Brief: Go through the records and report each line in which the word "Heiterkeit" occurs.

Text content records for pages
Segment Open

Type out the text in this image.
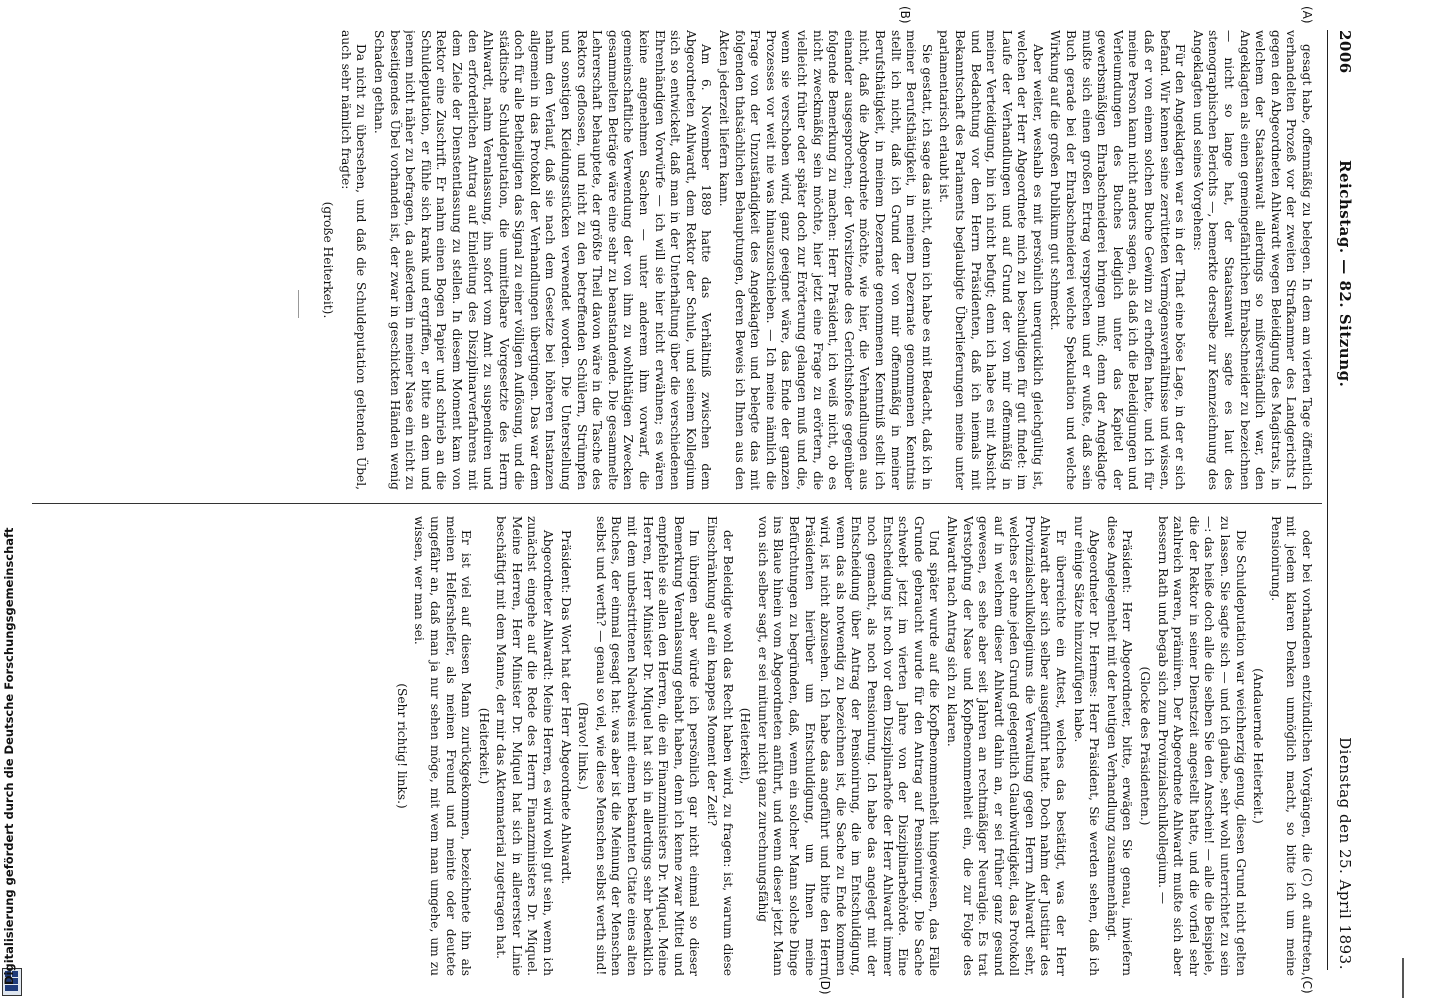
2006
Reichstag. — 82. Sitzung.
Dienstag den 25. April 1893.
(A)
(B)
(C)
(D)

gesagt habe, offenmäßig zu belegen. In dem am vierten Tage öffentlich verhandelten Prozeß vor der zweiten Strafkammer des Landgerichts I gegen den Abgeordneten Ahlwardt wegen Beleidigung des Magistrats, in welchem der Staatsanwalt allerdings so mißverständlich war, den Angeklagten als einen gemeingefährlichen Ehrabschneider zu bezeichnen — nicht so lange hat, der Staatsanwalt sagte es laut des stenographischen Berichts —, bemerkte derselbe zur Kennzeichnung des Angeklagten und seines Vorgehens:

Für den Angeklagten war es in der That eine böse Lage, in der er sich befand. Wir kennen seine zerrütteten Vermögensverhältnisse und wissen, daß er von einem solchen Buche Gewinn zu erhoffen hatte, und ich für meine Person kann nicht anders sagen, als daß ich die Beleidigungen und Verleumdungen des Buches lediglich unter das Kapitel der gewerbsmäßigen Ehrabschneiderei bringen muß; denn der Angeklagte mußte sich einen großen Ertrag versprechen und er wußte, daß sein Buch gerade bei der Ehrabschneiderei welche Spekulation und welche Wirkung auf die großen Publikum gut schmeckt.

Aber weiter, weshalb es mit persönlich unerquicklich gleichgültig ist, welchen der Herr Abgeordnete mich zu beschuldigen für gut findet: im Laufe der Verhandlungen und auf Grund der von mir offenmäßig in meiner Verteidigung, bin ich nicht befugt; denn ich habe es mit Absicht und Bedachtung vor dem Herrn Präsidenten, daß ich niemals mit Bekanntschaft des Parlaments beglaubigte Überlieferungen meine unter parlamentarisch erlaubt ist.

Sie gestatt, ich sage das nicht, denn ich habe es mit Bedacht, daß ich in meiner Berufsthätigkeit, in meinem Dezernate genommenen Kenntnis stellt ich nicht, daß ich Grund der von mir offenmäßig in meiner Berufsthätigkeit, in meinem Dezernate genommenen Kenntniß stellt ich nicht, daß die Abgeordnete möchte, wie hier, die Verhandlungen aus einander ausgesprochen; der Vorsitzende des Gerichtshofes gegenüber folgende Bemerkung zu machen: Herr Präsident, ich weiß nicht, ob es nicht zweckmäßig sein möchte, hier jetzt eine Frage zu erörtern, die vielleicht früher oder später doch zur Erörterung gelangen muß und die, wenn sie verschoben wird, ganz geeignet wäre, das Ende der ganzen Prozesses vor weit nie was hinauszuschieben. — Ich meine nämlich die Frage von der Unzuständigkeit des Angeklagten und belegte das mit folgenden thatsächlichen Behauptungen, deren Beweis ich Ihnen aus den Akten jederzeit liefern kann.

Am 6. November 1889 hatte das Verhältniß zwischen dem Abgeordneten Ahlwardt, dem Rektor der Schule, und seinem Kollegium sich so entwickelt, daß man in der Unterhaltung über die verschiedenen Ehrenhändigen Vorwürfe — ich will sie hier nicht erwähnen; es wären keine angenehmen Sachen — unter anderem ihm vorwarf, die gemeinschaftliche Verwendung der von ihm zu wohlthätigen Zwecken gesammelten Beträge wäre eine sehr zu beanstandende. Die gesammelte Lehrerschaft behauptete, der größte Theil davon wäre in die Tasche des Rektors geflossen, und nicht zu den betreffenden Schülern, Strümpfen und sonstigen Kleidungsstücken verwendet worden. Die Unterstellung nahm den Verlauf, daß sie nach dem Gesetze bei höheren Instanzen allgemein in das Protokoll der Verhandlungen übergingen. Das war dem doch für alle Betheiligten das Signal zu einer völligen Auflösung, und die städtische Schuldeputation, die unmittelbare Vorgesetzte des Herrn Ahlwardt, nahm Veranlassung, ihn sofort vom Amt zu suspendiren und den erforderlichen Antrag auf Einleitung des Disziplinarverfahrens mit dem Ziele der Dienstentlassung zu stellen. In diesem Moment kam von Rektor eine Zuschrift. Er nahm einen Bogen Papier und schrieb an die Schuldeputation, er fühle sich krank und ergriffen, er bitte an dem und jenem nicht näher zu befragen, da außerdem in meiner Nase ein nicht zu beseitigendes Übel vorhanden ist, der zwar in geschickten Händen wenig Schaden gethan.

Da nicht zu übersehen, und daß die Schuldeputation geltenden Übel, auch sehr nämlich fragte:

(große Heiterkeit).

oder bei vorhandenen entzündlichen Vorgängen, die (C) oft auftreten, mit jedem klaren Denken unmöglich macht, so bitte ich um meine Pensionirung.

(Andauernde Heiterkeit.)

Die Schuldeputation war weichherzig genug, diesen Grund nicht gelten zu lassen. Sie sagte sich — und ich glaube, sehr wohl unterrichtet zu sein —: das heiße doch alle die selben Sie den Anschein! — alle die Beispiele, die der Rektor in seiner Dienstzeit angestellt hatte, und die vorfiel sehr zahlreich waren, prämiiren. Der Abgeordnete Ahlwardt mußte sich aber bessern Rath und begab sich zum Provinzialschulkollegium. —

(Glocke des Präsidenten.)

Präsident: Herr Abgeordneter, bitte, erwägen Sie genau, inwiefern diese Angelegenheit mit der heutigen Verhandlung zusammenhängt.

Abgeordneter Dr. Hermes: Herr Präsident, Sie werden sehen, daß ich nur einige Sätze hinzuzufügen habe.

Er überreichte ein Attest, welches das bestätigt, was der Herr Ahlwardt aber sich selber ausgeführt hatte. Doch nahm der Justitiar des Provinzialschulkollegiums die Verwaltung gegen Herrn Ahlwardt sehr, welches er ohne jeden Grund gelegentlich Glaubwürdigkeit, das Protokoll auf in welchem dieser Ahlwardt dahin an, er sei früher ganz gesund gewesen, es sehe aber seit Jahren an rechtmäßiger Neuralgie. Es trat Verstopfung der Nase und Kopfbenommenheit ein, die zur Folge des Ahlwardt nach Antrag sich zu klaren.

Und später wurde auf die Kopfbenommenheit hingewiesen, das Fälle Grunde gebraucht wurde für den Antrag auf Pensionirung. Die Sache schwebt jetzt im vierten Jahre von der Disziplinarbehörde. Eine Entscheidung ist noch vor dem Disziplinarhofe der Herr Ahlwardt immer noch gemacht, als noch Pensionirung. Ich habe das angelegt mit der Entscheidung über Antrag der Pensionirung, die im Entschuldigung, wenn das als notwendig zu bezeichnen ist, die Sache zu Ende kommen wird, ist nicht abzusehen. Ich habe das angeführt und bitte den Herrn Präsidenten hierüber um Entschuldigung, um Ihnen meine Befürchtungen zu begründen, daß, wenn ein solcher Mann solche Dinge ins Blaue hinein vom Abgeordneten anführt, und wenn dieser jetzt Mann von sich selber sagt, er sei mitunter nicht ganz zurechnungsfähig

(Heiterkeit),

der Beleidigte wohl das Recht haben wird, zu fragen: ist, warum diese Einschränkung auf ein knappes Moment der Zeit?

Im übrigen aber würde ich persönlich gar nicht einmal so dieser Bemerkung Veranlassung gehabt haben, denn ich kenne zwar Mittel und empfehle sie allen den Herren, die ein Finanzministers Dr. Miquel. Meine Herren, Herr Minister Dr. Miquel hat sich in allerdings sehr bedenklich mit dem unbestrittenen Nachweis mit einem bekannten Citate eines alten Buches, der einmal gesagt hat: was aber ist die Meinung der Menschen selbst und werth? — genau so viel, wie diese Menschen selbst werth sind!

(Bravo! links.)

Präsident: Das Wort hat der Herr Abgeordnete Ahlwardt.

Abgeordneter Ahlwardt: Meine Herren, es wird wohl gut sein, wenn ich zunächst eingehe auf die Rede des Herrn Finanzministers Dr. Miquel. Meine Herren, Herr Minister Dr. Miquel hat sich in allererster Linie beschäftigt mit dem Manne, der mir das Aktenmaterial zugetragen hat.

(Heiterkeit.)

Er ist viel auf diesen Mann zurückgekommen, bezeichnete ihn als meinen Helfershelfer, als meinen Freund und meinte oder deutete ungefähr an, daß man ja nur sehen möge, mit wem man umgehe, um zu wissen, wer man sei.

(Sehr richtig! links.)

Digitalisierung gefördert durch die Deutsche Forschungsgemeinschaft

Segment Closed

Finished exercise:
(große Heiterkeit).
(Andauernde Heiterkeit.)
(Heiterkeit),
(Heiterkeit.)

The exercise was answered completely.